-------- MATERIALS PROVIDED

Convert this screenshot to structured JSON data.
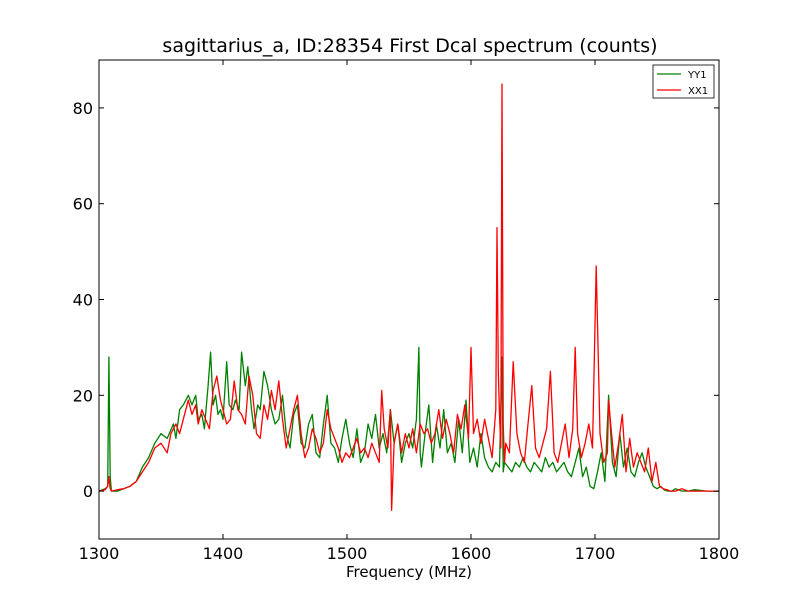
{
  "chart_data": {
    "type": "line",
    "title": "sagittarius_a, ID:28354 First Dcal spectrum (counts)",
    "xlabel": "Frequency (MHz)",
    "ylabel": "",
    "xlim": [
      1300,
      1800
    ],
    "ylim": [
      -10,
      90
    ],
    "xticks": [
      1300,
      1400,
      1500,
      1600,
      1700,
      1800
    ],
    "yticks": [
      0,
      20,
      40,
      60,
      80
    ],
    "grid": false,
    "legend_position": "top-right",
    "series": [
      {
        "name": "YY1",
        "color": "#008000",
        "x": [
          1300,
          1305,
          1307,
          1308,
          1309,
          1310,
          1315,
          1320,
          1325,
          1330,
          1335,
          1340,
          1345,
          1350,
          1355,
          1360,
          1362,
          1365,
          1368,
          1372,
          1375,
          1378,
          1380,
          1383,
          1385,
          1388,
          1390,
          1392,
          1394,
          1396,
          1398,
          1400,
          1403,
          1405,
          1408,
          1410,
          1413,
          1415,
          1418,
          1420,
          1423,
          1425,
          1428,
          1430,
          1433,
          1436,
          1439,
          1442,
          1445,
          1448,
          1451,
          1454,
          1457,
          1460,
          1463,
          1466,
          1469,
          1472,
          1475,
          1478,
          1481,
          1484,
          1487,
          1490,
          1493,
          1496,
          1499,
          1502,
          1505,
          1508,
          1511,
          1514,
          1517,
          1520,
          1523,
          1526,
          1529,
          1532,
          1535,
          1538,
          1541,
          1544,
          1547,
          1550,
          1553,
          1556,
          1558,
          1559,
          1560,
          1563,
          1566,
          1569,
          1572,
          1575,
          1578,
          1581,
          1584,
          1587,
          1590,
          1593,
          1596,
          1599,
          1602,
          1605,
          1608,
          1611,
          1614,
          1617,
          1620,
          1623,
          1625,
          1626,
          1627,
          1630,
          1633,
          1636,
          1639,
          1642,
          1645,
          1648,
          1651,
          1654,
          1657,
          1660,
          1663,
          1666,
          1669,
          1672,
          1675,
          1678,
          1681,
          1684,
          1687,
          1690,
          1693,
          1696,
          1699,
          1702,
          1705,
          1708,
          1711,
          1714,
          1717,
          1720,
          1723,
          1726,
          1729,
          1732,
          1735,
          1738,
          1741,
          1744,
          1747,
          1750,
          1753,
          1756,
          1759,
          1762,
          1765,
          1770,
          1775,
          1780,
          1790,
          1800
        ],
        "values": [
          0,
          0.5,
          1,
          28,
          3,
          0,
          0,
          0.5,
          1,
          2,
          5,
          7,
          10,
          12,
          11,
          14,
          11,
          17,
          18,
          20,
          18,
          20,
          15,
          16,
          13,
          22,
          29,
          18,
          20,
          16,
          17,
          15,
          27,
          18,
          17,
          19,
          17,
          29,
          22,
          26,
          17,
          13,
          18,
          17,
          25,
          22,
          17,
          14,
          15,
          20,
          12,
          9,
          16,
          18,
          10,
          9,
          14,
          16,
          8,
          7,
          14,
          20,
          10,
          9,
          6,
          11,
          15,
          10,
          7,
          13,
          6,
          8,
          14,
          11,
          16,
          9,
          12,
          8,
          17,
          10,
          14,
          6,
          10,
          12,
          9,
          15,
          30,
          8,
          5,
          12,
          18,
          6,
          14,
          9,
          17,
          8,
          10,
          6,
          15,
          8,
          19,
          6,
          9,
          5,
          12,
          7,
          5,
          4,
          6,
          5,
          28,
          4,
          6,
          5,
          4,
          6,
          5,
          7,
          5,
          4,
          6,
          5,
          4,
          7,
          5,
          6,
          4,
          5,
          6,
          4,
          3,
          6,
          9,
          3,
          5,
          1,
          0.5,
          4,
          8,
          2,
          20,
          6,
          3,
          12,
          5,
          9,
          4,
          3,
          6,
          8,
          5,
          3,
          1,
          0.5,
          1,
          0.2,
          0,
          0,
          0.5,
          0,
          0,
          0.3,
          0,
          0
        ]
      },
      {
        "name": "XX1",
        "color": "#ff0000",
        "x": [
          1300,
          1305,
          1307,
          1308,
          1309,
          1310,
          1315,
          1320,
          1325,
          1330,
          1335,
          1340,
          1345,
          1350,
          1355,
          1358,
          1362,
          1365,
          1368,
          1372,
          1375,
          1378,
          1380,
          1383,
          1386,
          1389,
          1392,
          1395,
          1398,
          1400,
          1403,
          1406,
          1409,
          1412,
          1415,
          1418,
          1421,
          1424,
          1427,
          1430,
          1433,
          1436,
          1439,
          1442,
          1445,
          1448,
          1451,
          1454,
          1457,
          1460,
          1463,
          1466,
          1469,
          1472,
          1475,
          1478,
          1481,
          1484,
          1487,
          1490,
          1493,
          1496,
          1499,
          1502,
          1505,
          1508,
          1511,
          1514,
          1517,
          1520,
          1523,
          1526,
          1528,
          1530,
          1533,
          1535,
          1536,
          1538,
          1541,
          1544,
          1547,
          1550,
          1553,
          1556,
          1559,
          1562,
          1565,
          1568,
          1571,
          1574,
          1577,
          1580,
          1583,
          1586,
          1589,
          1592,
          1595,
          1598,
          1600,
          1602,
          1605,
          1608,
          1611,
          1614,
          1617,
          1620,
          1621,
          1622,
          1623,
          1624,
          1625,
          1626,
          1627,
          1628,
          1631,
          1634,
          1637,
          1640,
          1643,
          1646,
          1649,
          1652,
          1655,
          1658,
          1661,
          1664,
          1667,
          1670,
          1673,
          1676,
          1679,
          1682,
          1684,
          1686,
          1689,
          1692,
          1695,
          1698,
          1701,
          1704,
          1707,
          1710,
          1711,
          1713,
          1716,
          1719,
          1722,
          1725,
          1728,
          1731,
          1734,
          1737,
          1740,
          1743,
          1746,
          1749,
          1752,
          1755,
          1758,
          1761,
          1765,
          1770,
          1775,
          1780,
          1790,
          1800
        ],
        "values": [
          0,
          0.3,
          1,
          3,
          0.5,
          0,
          0.3,
          0.5,
          1,
          2,
          4,
          6,
          9,
          10,
          8,
          12,
          14,
          12,
          15,
          19,
          16,
          18,
          14,
          17,
          15,
          13,
          21,
          24,
          19,
          17,
          14,
          15,
          23,
          17,
          16,
          14,
          24,
          20,
          12,
          11,
          18,
          15,
          21,
          17,
          23,
          15,
          9,
          13,
          17,
          20,
          12,
          7,
          9,
          13,
          11,
          8,
          10,
          17,
          13,
          11,
          9,
          6,
          8,
          7,
          9,
          11,
          8,
          9,
          7,
          10,
          8,
          6,
          21,
          13,
          9,
          17,
          -4,
          10,
          14,
          8,
          12,
          9,
          13,
          8,
          14,
          12,
          13,
          10,
          12,
          17,
          11,
          15,
          12,
          8,
          16,
          13,
          18,
          11,
          30,
          12,
          15,
          10,
          15,
          11,
          7,
          17,
          55,
          25,
          16,
          9,
          85,
          14,
          6,
          10,
          8,
          27,
          12,
          8,
          6,
          14,
          22,
          9,
          7,
          10,
          13,
          25,
          8,
          6,
          10,
          14,
          7,
          13,
          30,
          12,
          7,
          10,
          14,
          9,
          47,
          12,
          6,
          8,
          19,
          13,
          5,
          10,
          16,
          4,
          11,
          5,
          8,
          6,
          4,
          9,
          2,
          6,
          1,
          0.5,
          0.3,
          0,
          0,
          0.5,
          0,
          0,
          0,
          0
        ]
      }
    ]
  }
}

----------------

**AIM**
Reproduce the whole listing word for word, setting aside any pictures.

**EXPECTED ANSWER**
Convert this screenshot to structured JSON data.
{
  "chart_data": {
    "type": "line",
    "title": "sagittarius_a, ID:28354 First Dcal spectrum (counts)",
    "xlabel": "Frequency (MHz)",
    "ylabel": "",
    "xlim": [
      1300,
      1800
    ],
    "ylim": [
      -10,
      90
    ],
    "xticks": [
      1300,
      1400,
      1500,
      1600,
      1700,
      1800
    ],
    "yticks": [
      0,
      20,
      40,
      60,
      80
    ],
    "grid": false,
    "legend_position": "top-right",
    "series": [
      {
        "name": "YY1",
        "color": "#008000",
        "x": [
          1300,
          1305,
          1307,
          1308,
          1309,
          1310,
          1315,
          1320,
          1325,
          1330,
          1335,
          1340,
          1345,
          1350,
          1355,
          1360,
          1362,
          1365,
          1368,
          1372,
          1375,
          1378,
          1380,
          1383,
          1385,
          1388,
          1390,
          1392,
          1394,
          1396,
          1398,
          1400,
          1403,
          1405,
          1408,
          1410,
          1413,
          1415,
          1418,
          1420,
          1423,
          1425,
          1428,
          1430,
          1433,
          1436,
          1439,
          1442,
          1445,
          1448,
          1451,
          1454,
          1457,
          1460,
          1463,
          1466,
          1469,
          1472,
          1475,
          1478,
          1481,
          1484,
          1487,
          1490,
          1493,
          1496,
          1499,
          1502,
          1505,
          1508,
          1511,
          1514,
          1517,
          1520,
          1523,
          1526,
          1529,
          1532,
          1535,
          1538,
          1541,
          1544,
          1547,
          1550,
          1553,
          1556,
          1558,
          1559,
          1560,
          1563,
          1566,
          1569,
          1572,
          1575,
          1578,
          1581,
          1584,
          1587,
          1590,
          1593,
          1596,
          1599,
          1602,
          1605,
          1608,
          1611,
          1614,
          1617,
          1620,
          1623,
          1625,
          1626,
          1627,
          1630,
          1633,
          1636,
          1639,
          1642,
          1645,
          1648,
          1651,
          1654,
          1657,
          1660,
          1663,
          1666,
          1669,
          1672,
          1675,
          1678,
          1681,
          1684,
          1687,
          1690,
          1693,
          1696,
          1699,
          1702,
          1705,
          1708,
          1711,
          1714,
          1717,
          1720,
          1723,
          1726,
          1729,
          1732,
          1735,
          1738,
          1741,
          1744,
          1747,
          1750,
          1753,
          1756,
          1759,
          1762,
          1765,
          1770,
          1775,
          1780,
          1790,
          1800
        ],
        "values": [
          0,
          0.5,
          1,
          28,
          3,
          0,
          0,
          0.5,
          1,
          2,
          5,
          7,
          10,
          12,
          11,
          14,
          11,
          17,
          18,
          20,
          18,
          20,
          15,
          16,
          13,
          22,
          29,
          18,
          20,
          16,
          17,
          15,
          27,
          18,
          17,
          19,
          17,
          29,
          22,
          26,
          17,
          13,
          18,
          17,
          25,
          22,
          17,
          14,
          15,
          20,
          12,
          9,
          16,
          18,
          10,
          9,
          14,
          16,
          8,
          7,
          14,
          20,
          10,
          9,
          6,
          11,
          15,
          10,
          7,
          13,
          6,
          8,
          14,
          11,
          16,
          9,
          12,
          8,
          17,
          10,
          14,
          6,
          10,
          12,
          9,
          15,
          30,
          8,
          5,
          12,
          18,
          6,
          14,
          9,
          17,
          8,
          10,
          6,
          15,
          8,
          19,
          6,
          9,
          5,
          12,
          7,
          5,
          4,
          6,
          5,
          28,
          4,
          6,
          5,
          4,
          6,
          5,
          7,
          5,
          4,
          6,
          5,
          4,
          7,
          5,
          6,
          4,
          5,
          6,
          4,
          3,
          6,
          9,
          3,
          5,
          1,
          0.5,
          4,
          8,
          2,
          20,
          6,
          3,
          12,
          5,
          9,
          4,
          3,
          6,
          8,
          5,
          3,
          1,
          0.5,
          1,
          0.2,
          0,
          0,
          0.5,
          0,
          0,
          0.3,
          0,
          0
        ]
      },
      {
        "name": "XX1",
        "color": "#ff0000",
        "x": [
          1300,
          1305,
          1307,
          1308,
          1309,
          1310,
          1315,
          1320,
          1325,
          1330,
          1335,
          1340,
          1345,
          1350,
          1355,
          1358,
          1362,
          1365,
          1368,
          1372,
          1375,
          1378,
          1380,
          1383,
          1386,
          1389,
          1392,
          1395,
          1398,
          1400,
          1403,
          1406,
          1409,
          1412,
          1415,
          1418,
          1421,
          1424,
          1427,
          1430,
          1433,
          1436,
          1439,
          1442,
          1445,
          1448,
          1451,
          1454,
          1457,
          1460,
          1463,
          1466,
          1469,
          1472,
          1475,
          1478,
          1481,
          1484,
          1487,
          1490,
          1493,
          1496,
          1499,
          1502,
          1505,
          1508,
          1511,
          1514,
          1517,
          1520,
          1523,
          1526,
          1528,
          1530,
          1533,
          1535,
          1536,
          1538,
          1541,
          1544,
          1547,
          1550,
          1553,
          1556,
          1559,
          1562,
          1565,
          1568,
          1571,
          1574,
          1577,
          1580,
          1583,
          1586,
          1589,
          1592,
          1595,
          1598,
          1600,
          1602,
          1605,
          1608,
          1611,
          1614,
          1617,
          1620,
          1621,
          1622,
          1623,
          1624,
          1625,
          1626,
          1627,
          1628,
          1631,
          1634,
          1637,
          1640,
          1643,
          1646,
          1649,
          1652,
          1655,
          1658,
          1661,
          1664,
          1667,
          1670,
          1673,
          1676,
          1679,
          1682,
          1684,
          1686,
          1689,
          1692,
          1695,
          1698,
          1701,
          1704,
          1707,
          1710,
          1711,
          1713,
          1716,
          1719,
          1722,
          1725,
          1728,
          1731,
          1734,
          1737,
          1740,
          1743,
          1746,
          1749,
          1752,
          1755,
          1758,
          1761,
          1765,
          1770,
          1775,
          1780,
          1790,
          1800
        ],
        "values": [
          0,
          0.3,
          1,
          3,
          0.5,
          0,
          0.3,
          0.5,
          1,
          2,
          4,
          6,
          9,
          10,
          8,
          12,
          14,
          12,
          15,
          19,
          16,
          18,
          14,
          17,
          15,
          13,
          21,
          24,
          19,
          17,
          14,
          15,
          23,
          17,
          16,
          14,
          24,
          20,
          12,
          11,
          18,
          15,
          21,
          17,
          23,
          15,
          9,
          13,
          17,
          20,
          12,
          7,
          9,
          13,
          11,
          8,
          10,
          17,
          13,
          11,
          9,
          6,
          8,
          7,
          9,
          11,
          8,
          9,
          7,
          10,
          8,
          6,
          21,
          13,
          9,
          17,
          -4,
          10,
          14,
          8,
          12,
          9,
          13,
          8,
          14,
          12,
          13,
          10,
          12,
          17,
          11,
          15,
          12,
          8,
          16,
          13,
          18,
          11,
          30,
          12,
          15,
          10,
          15,
          11,
          7,
          17,
          55,
          25,
          16,
          9,
          85,
          14,
          6,
          10,
          8,
          27,
          12,
          8,
          6,
          14,
          22,
          9,
          7,
          10,
          13,
          25,
          8,
          6,
          10,
          14,
          7,
          13,
          30,
          12,
          7,
          10,
          14,
          9,
          47,
          12,
          6,
          8,
          19,
          13,
          5,
          10,
          16,
          4,
          11,
          5,
          8,
          6,
          4,
          9,
          2,
          6,
          1,
          0.5,
          0.3,
          0,
          0,
          0.5,
          0,
          0,
          0,
          0
        ]
      }
    ]
  }
}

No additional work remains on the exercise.